--- What the task asks ---
Please convert every line in the records below into a Markdown table with the columns "Row" and "Line", numbering the rows and skipping blank lines. Leave the pictures out of the table.

--- Supplied records ---

____________________

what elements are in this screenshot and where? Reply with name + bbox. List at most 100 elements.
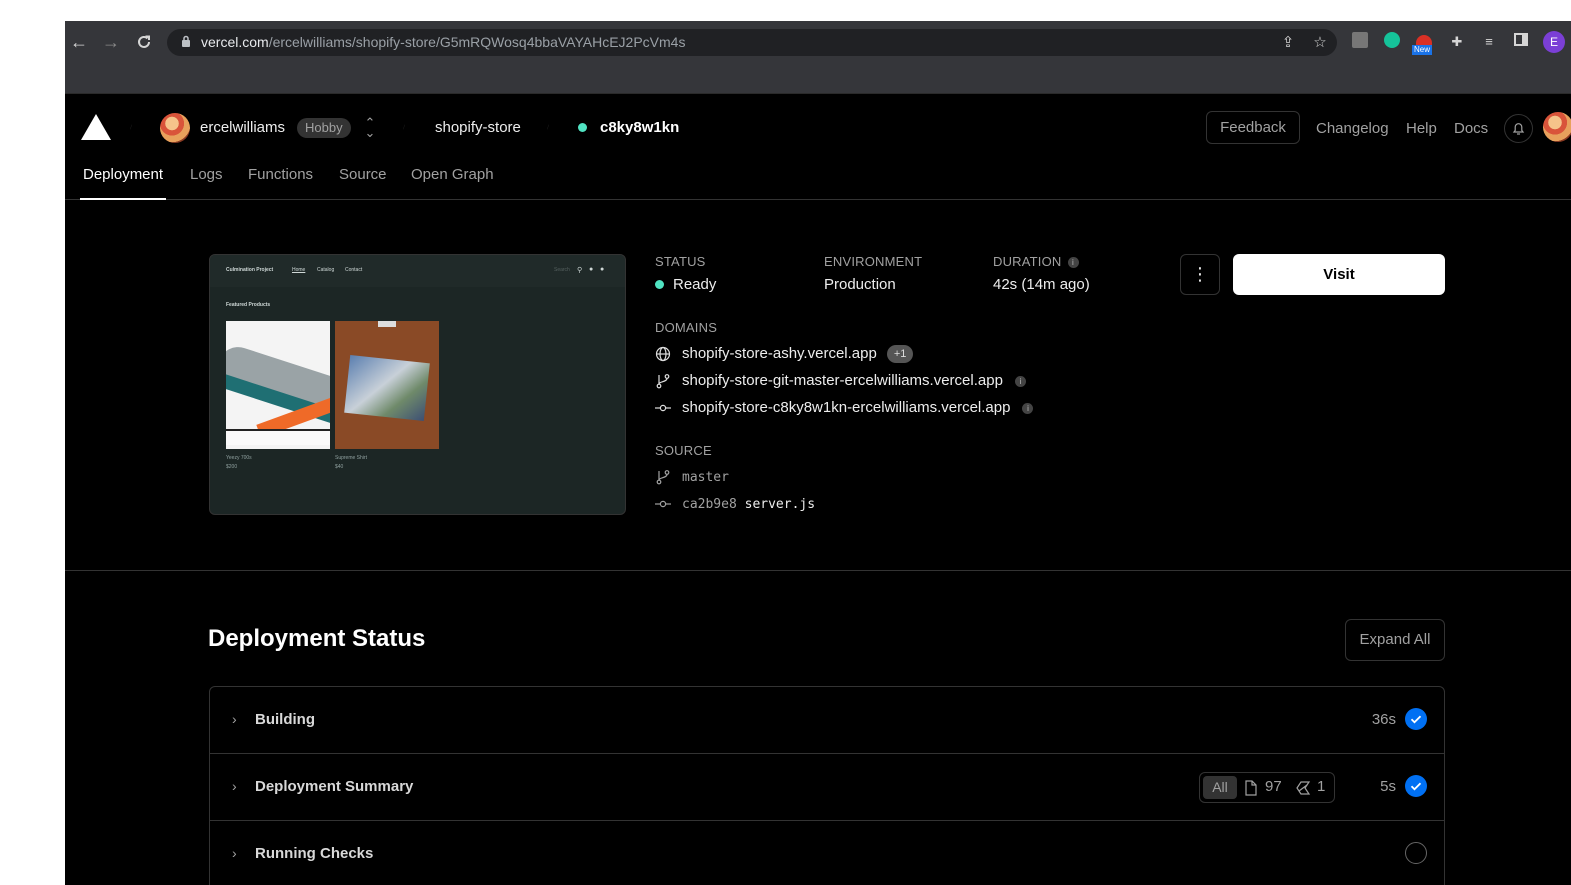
new-badge: New [1412,45,1433,55]
switcher-chevrons-icon[interactable]: ⌃ ⌄ [363,116,377,139]
url-text[interactable]: vercel.com/ercelwilliams/shopify-store/G… [201,34,685,50]
status-row-building[interactable]: › Building 36s [210,687,1444,754]
filter-files-count[interactable]: 97 [1265,778,1282,795]
preview-search: Search [554,267,570,273]
user-avatar[interactable] [1543,112,1571,142]
source-branch[interactable]: master [682,470,729,485]
profile-avatar[interactable]: E [1543,31,1565,53]
preview-search-icon: ⚲ [577,267,583,274]
preview-user-icon: ● [589,266,594,273]
bookmark-star-icon[interactable]: ☆ [1310,33,1330,53]
project-name[interactable]: shopify-store [435,119,521,136]
status-row-title: Building [255,711,315,728]
changelog-link[interactable]: Changelog [1316,120,1389,137]
environment-value: Production [824,276,896,293]
preview-product-price: $40 [335,464,344,470]
preview-site-title: Culmination Project [226,267,274,273]
reload-icon[interactable] [132,31,156,53]
team-avatar[interactable] [160,113,190,143]
check-circle-icon [1405,708,1427,730]
git-commit-icon [655,404,671,412]
source-label: SOURCE [655,443,712,458]
status-row-running-checks[interactable]: › Running Checks [210,821,1444,885]
extra-domains-badge[interactable]: +1 [886,345,914,363]
more-options-button[interactable]: ⋮ [1180,254,1220,295]
status-row-duration: 5s [1380,778,1396,795]
tab-deployment[interactable]: Deployment [79,166,167,200]
preview-nav-item: Contact [345,267,363,273]
bell-icon [1512,123,1525,135]
vercel-logo-icon[interactable] [81,114,111,140]
new-extension-icon[interactable]: New [1412,32,1434,55]
separator-icon [403,124,405,130]
docs-link[interactable]: Docs [1454,120,1488,137]
info-icon[interactable]: i [1014,376,1026,387]
team-name[interactable]: ercelwilliams [200,119,285,136]
domain-link[interactable]: shopify-store-ashy.vercel.app +1 [682,345,914,363]
puzzle-icon[interactable]: ✚ [1447,32,1467,52]
deployment-id[interactable]: c8ky8w1kn [600,119,679,136]
lock-icon [182,35,190,47]
domain-link[interactable]: shopify-store-c8ky8w1kn-ercelwilliams.ve… [682,399,1034,416]
app-header: ercelwilliams Hobby ⌃ ⌄ shopify-store c8k… [65,94,1571,200]
preview-nav-item: Catalog [317,267,335,273]
info-icon[interactable]: i [1067,257,1079,268]
share-icon[interactable]: ⇪ [1278,33,1298,53]
plan-badge: Hobby [297,118,351,138]
domains-label: DOMAINS [655,320,718,335]
app-frame: ← → vercel.com/ercelwilliams/shopify-sto… [65,21,1571,885]
chevron-right-icon: › [232,845,237,861]
ready-status-dot [578,123,587,132]
visit-button[interactable]: Visit [1233,254,1445,295]
deployment-status-accordion: › Building 36s › Deployment Summary All … [209,686,1445,885]
deployment-status-title: Deployment Status [208,625,426,652]
source-commit[interactable]: ca2b9e8 server.js [682,497,815,512]
function-icon [1296,781,1311,795]
globe-icon [655,346,671,362]
grammarly-icon[interactable] [1382,32,1402,52]
preview-nav-item: Home [292,267,306,273]
back-icon[interactable]: ← [67,31,91,53]
git-branch-icon [656,374,670,389]
filter-all-button[interactable]: All [1203,776,1237,799]
reading-list-icon[interactable]: ≡ [1479,32,1499,52]
preview-product-image-shirt [335,321,439,449]
forward-icon[interactable]: → [99,31,123,53]
domain-link[interactable]: shopify-store-git-master-ercelwilliams.v… [682,372,1026,389]
git-commit-icon [655,500,671,508]
deployment-tabs: Deployment Logs Functions Source Open Gr… [65,166,765,200]
check-circle-icon [1405,775,1427,797]
tab-source[interactable]: Source [339,166,387,200]
side-panel-icon[interactable] [1511,32,1531,52]
info-icon[interactable]: i [1022,403,1034,414]
help-link[interactable]: Help [1406,120,1437,137]
preview-product-name: Yeezy 700s [226,455,252,461]
preview-product-image-shoe [226,321,330,449]
tab-functions[interactable]: Functions [248,166,313,200]
feedback-button[interactable]: Feedback [1206,111,1300,144]
pending-circle-icon [1405,842,1427,864]
tab-logs[interactable]: Logs [190,166,223,200]
address-bar[interactable]: vercel.com/ercelwilliams/shopify-store/G… [167,29,1337,56]
chevron-right-icon: › [232,711,237,727]
file-icon [1245,780,1257,796]
status-value: Ready [673,276,717,293]
status-row-deployment-summary[interactable]: › Deployment Summary All 97 1 5s [210,754,1444,821]
chevron-right-icon: › [232,778,237,794]
preview-navbar: Culmination Project Home Catalog Contact… [210,255,625,287]
notifications-button[interactable] [1504,114,1533,143]
ready-status-dot [655,280,664,289]
separator-icon [547,124,549,130]
duration-label: DURATION i [993,254,1079,269]
expand-all-button[interactable]: Expand All [1345,619,1445,661]
environment-label: ENVIRONMENT [824,254,923,269]
extension-icon[interactable] [1350,32,1370,52]
status-label: STATUS [655,254,706,269]
preview-product-name: Supreme Shirt [335,455,367,461]
tab-open-graph[interactable]: Open Graph [411,166,494,200]
filter-functions-count[interactable]: 1 [1317,778,1325,795]
deployment-preview[interactable]: Culmination Project Home Catalog Contact… [209,254,626,515]
git-branch-icon [656,470,670,485]
status-row-title: Running Checks [255,845,374,862]
preview-cart-icon: ● [600,266,605,273]
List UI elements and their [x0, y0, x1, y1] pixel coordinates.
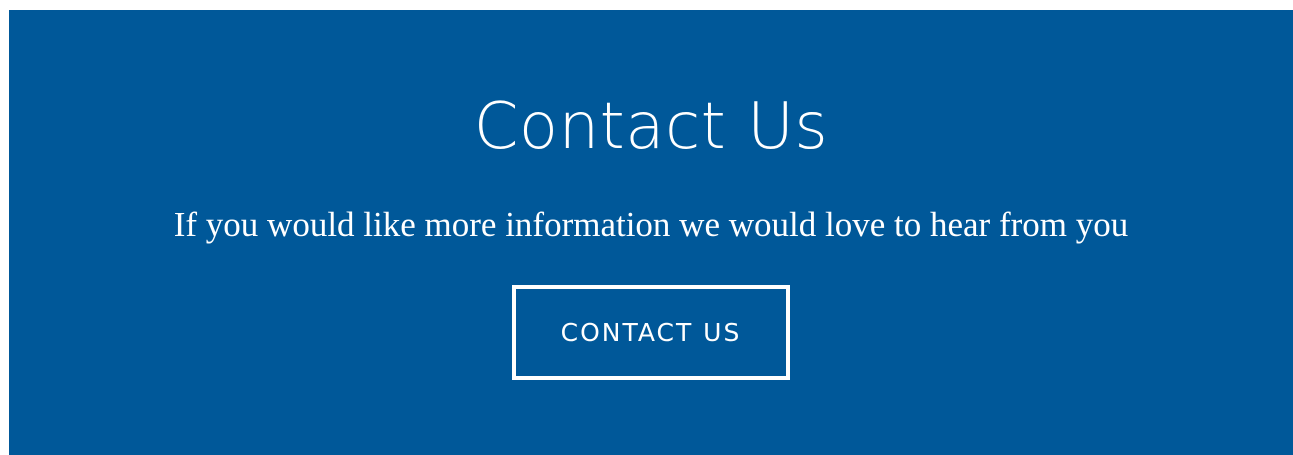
- section-title: Contact Us: [473, 90, 829, 164]
- contact-banner: Contact Us If you would like more inform…: [9, 10, 1293, 455]
- contact-us-button[interactable]: CONTACT US: [512, 285, 790, 380]
- section-subtitle: If you would like more information we wo…: [173, 205, 1129, 244]
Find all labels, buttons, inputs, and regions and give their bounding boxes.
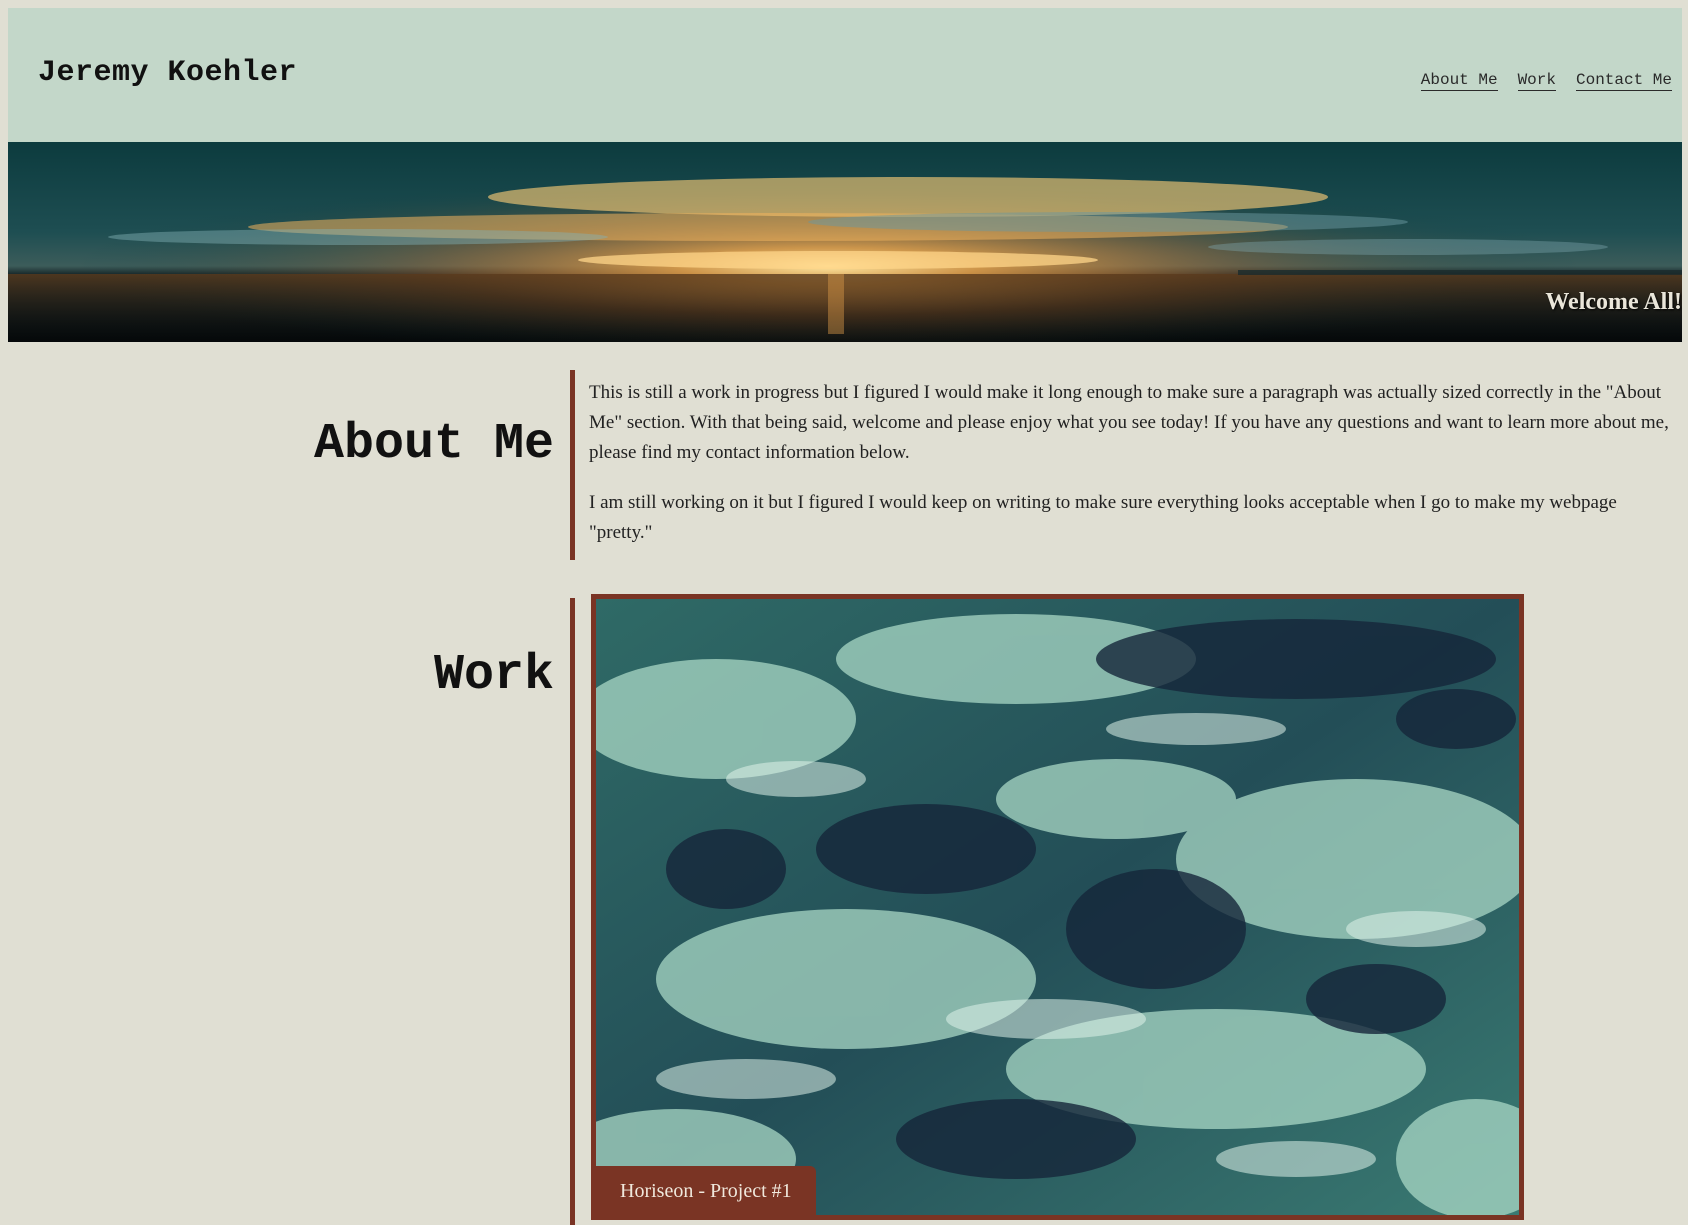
main-nav: About Me Work Contact Me (1420, 72, 1672, 91)
about-paragraph-2: I am still working on it but I figured I… (589, 492, 1617, 543)
hero-tagline: Welcome All! (1545, 289, 1682, 315)
hero-banner: Welcome All! (8, 142, 1682, 342)
nav-link-work[interactable]: Work (1517, 72, 1556, 91)
work-heading: Work (433, 647, 554, 704)
site-title: Jeremy Koehler (38, 56, 298, 90)
site-header: Jeremy Koehler About Me Work Contact Me (8, 8, 1682, 142)
work-section-divider (570, 598, 575, 1225)
page: Jeremy Koehler About Me Work Contact Me (8, 8, 1682, 1225)
project-card-horiseon[interactable]: Horiseon - Project #1 (591, 594, 1524, 1220)
project-label[interactable]: Horiseon - Project #1 (596, 1166, 816, 1215)
about-paragraph-1: This is still a work in progress but I f… (589, 382, 1669, 463)
nav-link-contact-me[interactable]: Contact Me (1575, 72, 1672, 91)
ocean-foam-project-image (596, 599, 1519, 1215)
nav-link-about-me[interactable]: About Me (1420, 72, 1498, 91)
about-me-content: This is still a work in progress but I f… (570, 370, 1670, 560)
about-me-heading: About Me (313, 416, 554, 473)
sunset-hero-image (8, 142, 1682, 342)
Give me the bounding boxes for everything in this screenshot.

____________________

--- Task solution ---
| Row | Line |
|---|---|
| 1 | what elements are in this screenshot and where? Reply with name + bbox. List at most 100 elements. |
| 2 | new-badge: New [1412,45,1433,55] |
| 3 | switcher-chevrons-icon[interactable]: ⌃ ⌄ [363,116,377,139] |
| 4 | url-text[interactable]: vercel.com/ercelwilliams/shopify-store/G… [201,34,685,50] |
| 5 | status-row-building[interactable]: › Building 36s [210,687,1444,754] |
| 6 | filter-files-count[interactable]: 97 [1265,778,1282,795] |
| 7 | preview-search: Search [554,267,570,273] |
| 8 | user-avatar[interactable] [1543,112,1571,142] |
| 9 | source-branch[interactable]: master [682,470,729,485] |
| 10 | profile-avatar[interactable]: E [1543,31,1565,53] |
| 11 | preview-search-icon: ⚲ [577,267,583,274] |
| 12 | preview-user-icon: ● [589,266,594,273] |
| 13 | bookmark-star-icon[interactable]: ☆ [1310,33,1330,53] |
| 14 | project-name[interactable]: shopify-store [435,119,521,136] |
| 15 | status-row-title: Building [255,711,315,728] |
| 16 | changelog-link[interactable]: Changelog [1316,120,1389,137] |
| 17 | environment-value: Production [824,276,896,293] |
| 18 | preview-product-price: $40 [335,464,344,470] |
| 19 | preview-site-title: Culmination Project [226,267,274,273] |
| 20 | reload-icon[interactable] [132,31,156,53] |
| 21 | team-avatar[interactable] [160,113,190,143] |
| 22 | check-circle-icon [1405,708,1427,730] |
| 23 | git-commit-icon [655,404,671,412] |
| 24 | source-label: SOURCE [655,443,712,458] |
| 25 | status-row-running-checks[interactable]: › Running Checks [210,821,1444,885] |
| 26 | extra-domains-badge[interactable]: +1 [886,345,914,363] |
| 27 | more-options-button[interactable]: ⋮ [1180,254,1220,295] |
| 28 | status-row-duration: 5s [1380,778,1396,795] |
| 29 | tab-deployment[interactable]: Deployment [79,166,167,200] |
| 30 | preview-nav-item: Contact [345,267,363,273] |
| 31 | bell-icon [1512,123,1525,135] |
| 32 | vercel-logo-icon[interactable] [81,114,111,140] |
| 33 | new-extension-icon[interactable]: New [1412,32,1434,55] |
| 34 | separator-icon [403,124,405,130] |
| 35 | docs-link[interactable]: Docs [1454,120,1488,137] |
| 36 | info-icon[interactable]: i [1014,376,1026,387] |
| 37 | team-name[interactable]: ercelwilliams [200,119,285,136] |
| 38 | domain-link[interactable]: shopify-store-ashy.vercel.app +1 [682,345,914,363] |
| 39 | puzzle-icon[interactable]: ✚ [1447,32,1467,52] |
| 40 | deployment-id[interactable]: c8ky8w1kn [600,119,679,136] |
| 41 | lock-icon [182,35,190,47] |
| 42 | domain-link[interactable]: shopify-store-c8ky8w1kn-ercelwilliams.ve… [682,399,1034,416] |
| 43 | app-header: ercelwilliams Hobby ⌃ ⌄ shopify-store c8k… [65,94,1571,200] |
| 44 | preview-nav-item: Catalog [317,267,335,273] |
| 45 | info-icon[interactable]: i [1067,257,1079,268] |
| 46 | share-icon[interactable]: ⇪ [1278,33,1298,53] |
| 47 | plan-badge: Hobby [297,118,351,138] |
| 48 | domains-label: DOMAINS [655,320,718,335] |
| 49 | app-frame: ← → vercel.com/ercelwilliams/shopify-sto… [65,21,1571,885] |
| 50 | chevron-right-icon: › [232,845,237,861] |
| 51 | ready-status-dot [578,123,587,132] |
| 52 | visit-button[interactable]: Visit [1233,254,1445,295] |
| 53 | deployment-status-accordion: › Building 36s › Deployment Summary All … [209,686,1445,885] |
| 54 | deployment-status-title: Deployment Status [208,625,426,652] |
| 55 | source-commit[interactable]: ca2b9e8 server.js [682,497,815,512] |
| 56 | function-icon [1296,781,1311,795] |
| 57 | globe-icon [655,346,671,362] |
| 58 | grammarly-icon[interactable] [1382,32,1402,52] |
| 59 | preview-nav-item: Home [292,267,306,273] |
| 60 | back-icon[interactable]: ← [67,31,91,53] |
| 61 | git-branch-icon [656,374,670,389] |
| 62 | filter-all-button[interactable]: All [1203,776,1237,799] |
| 63 | reading-list-icon[interactable]: ≡ [1479,32,1499,52] |
| 64 | preview-product-image-shirt [335,321,439,449] |
| 65 | forward-icon[interactable]: → [99,31,123,53] |
| 66 | domain-link[interactable]: shopify-store-git-master-ercelwilliams.v… [682,372,1026,389] |
| 67 | git-commit-icon [655,500,671,508] |
| 68 | deployment-tabs: Deployment Logs Functions Source Open Gr… [65,166,765,200] |
| 69 | check-circle-icon [1405,775,1427,797] |
| 70 | tab-source[interactable]: Source [339,166,387,200] |
| 71 | side-panel-icon[interactable] [1511,32,1531,52] |
| 72 | info-icon[interactable]: i [1022,403,1034,414] |
| 73 | help-link[interactable]: Help [1406,120,1437,137] |
| 74 | preview-product-name: Yeezy 700s [226,455,252,461] |
| 75 | preview-product-image-shoe [226,321,330,449] |
| 76 | tab-functions[interactable]: Functions [248,166,313,200] |
| 77 | feedback-button[interactable]: Feedback [1206,111,1300,144] |
| 78 | pending-circle-icon [1405,842,1427,864] |
| 79 | tab-logs[interactable]: Logs [190,166,223,200] |
| 80 | address-bar[interactable]: vercel.com/ercelwilliams/shopify-store/G… [167,29,1337,56] |
| 81 | chevron-right-icon: › [232,711,237,727] |
| 82 | file-icon [1245,780,1257,796] |
| 83 | status-value: Ready [673,276,717,293] |
| 84 | status-row-deployment-summary[interactable]: › Deployment Summary All 97 1 5s [210,754,1444,821] |
| 85 | chevron-right-icon: › [232,778,237,794] |
| 86 | preview-navbar: Culmination Project Home Catalog Contact… [210,255,625,287] |
| 87 | notifications-button[interactable] [1504,114,1533,143] |
| 88 | ready-status-dot [655,280,664,289] |
| 89 | separator-icon [547,124,549,130] |
| 90 | duration-label: DURATION i [993,254,1079,269] |
| 91 | expand-all-button[interactable]: Expand All [1345,619,1445,661] |
| 92 | environment-label: ENVIRONMENT [824,254,923,269] |
| 93 | extension-icon[interactable] [1350,32,1370,52] |
| 94 | status-label: STATUS [655,254,706,269] |
| 95 | preview-product-name: Supreme Shirt [335,455,367,461] |
| 96 | tab-open-graph[interactable]: Open Graph [411,166,494,200] |
| 97 | filter-functions-count[interactable]: 1 [1317,778,1325,795] |
| 98 | deployment-preview[interactable]: Culmination Project Home Catalog Contact… [209,254,626,515] |
| 99 | git-branch-icon [656,470,670,485] |
| 100 | status-row-title: Running Checks [255,845,374,862] |
| 101 | preview-cart-icon: ● [600,266,605,273] |
| 102 | List UI elements and their [x0, y0, x1, y1] pixel coordinates. |
| 103 | - section-title: Contact Us: [473, 90, 829, 164] |
| 104 | - contact-banner: Contact Us If you would like more inform…: [9, 10, 1293, 455] |
| 105 | - contact-us-button[interactable]: CONTACT US: [512, 285, 790, 380] |
| 106 | - section-subtitle: If you would like more information we wo…: [173, 205, 1129, 244] |
| 107 | Find all labels, buttons, inputs, and regions and give their bounding boxes. |
| 108 | main-nav: About Me Work Contact Me (1420, 72, 1672, 91) |
| 109 | about-paragraph-2: I am still working on it but I figured I… (589, 492, 1617, 543) |
| 110 | hero-tagline: Welcome All! (1545, 289, 1682, 315) |
| 111 | hero-banner: Welcome All! (8, 142, 1682, 342) |
| 112 | nav-link-work[interactable]: Work (1517, 72, 1556, 91) |
| 113 | work-heading: Work (433, 647, 554, 704) |
| 114 | site-title: Jeremy Koehler (38, 56, 298, 90) |
| 115 | site-header: Jeremy Koehler About Me Work Contact Me (8, 8, 1682, 142) |
| 116 | work-section-divider (570, 598, 575, 1225) |
| 117 | page: Jeremy Koehler About Me Work Contact Me (8, 8, 1682, 1225) |
| 118 | project-card-horiseon[interactable]: Horiseon - Project #1 (591, 594, 1524, 1220) |
| 119 | project-label[interactable]: Horiseon - Project #1 (596, 1166, 816, 1215) |
| 120 | about-paragraph-1: This is still a work in progress but I f… (589, 382, 1669, 463) |
| 121 | nav-link-contact-me[interactable]: Contact Me (1575, 72, 1672, 91) |
| 122 | ocean-foam-project-image (596, 599, 1519, 1215) |
| 123 | nav-link-about-me[interactable]: About Me (1420, 72, 1498, 91) |
| 124 | about-me-content: This is still a work in progress but I f… (570, 370, 1670, 560) |
| 125 | about-me-heading: About Me (313, 416, 554, 473) |
| 126 | sunset-hero-image (8, 142, 1682, 342) |
| 127 | Give me the bounding boxes for everything in this screenshot. |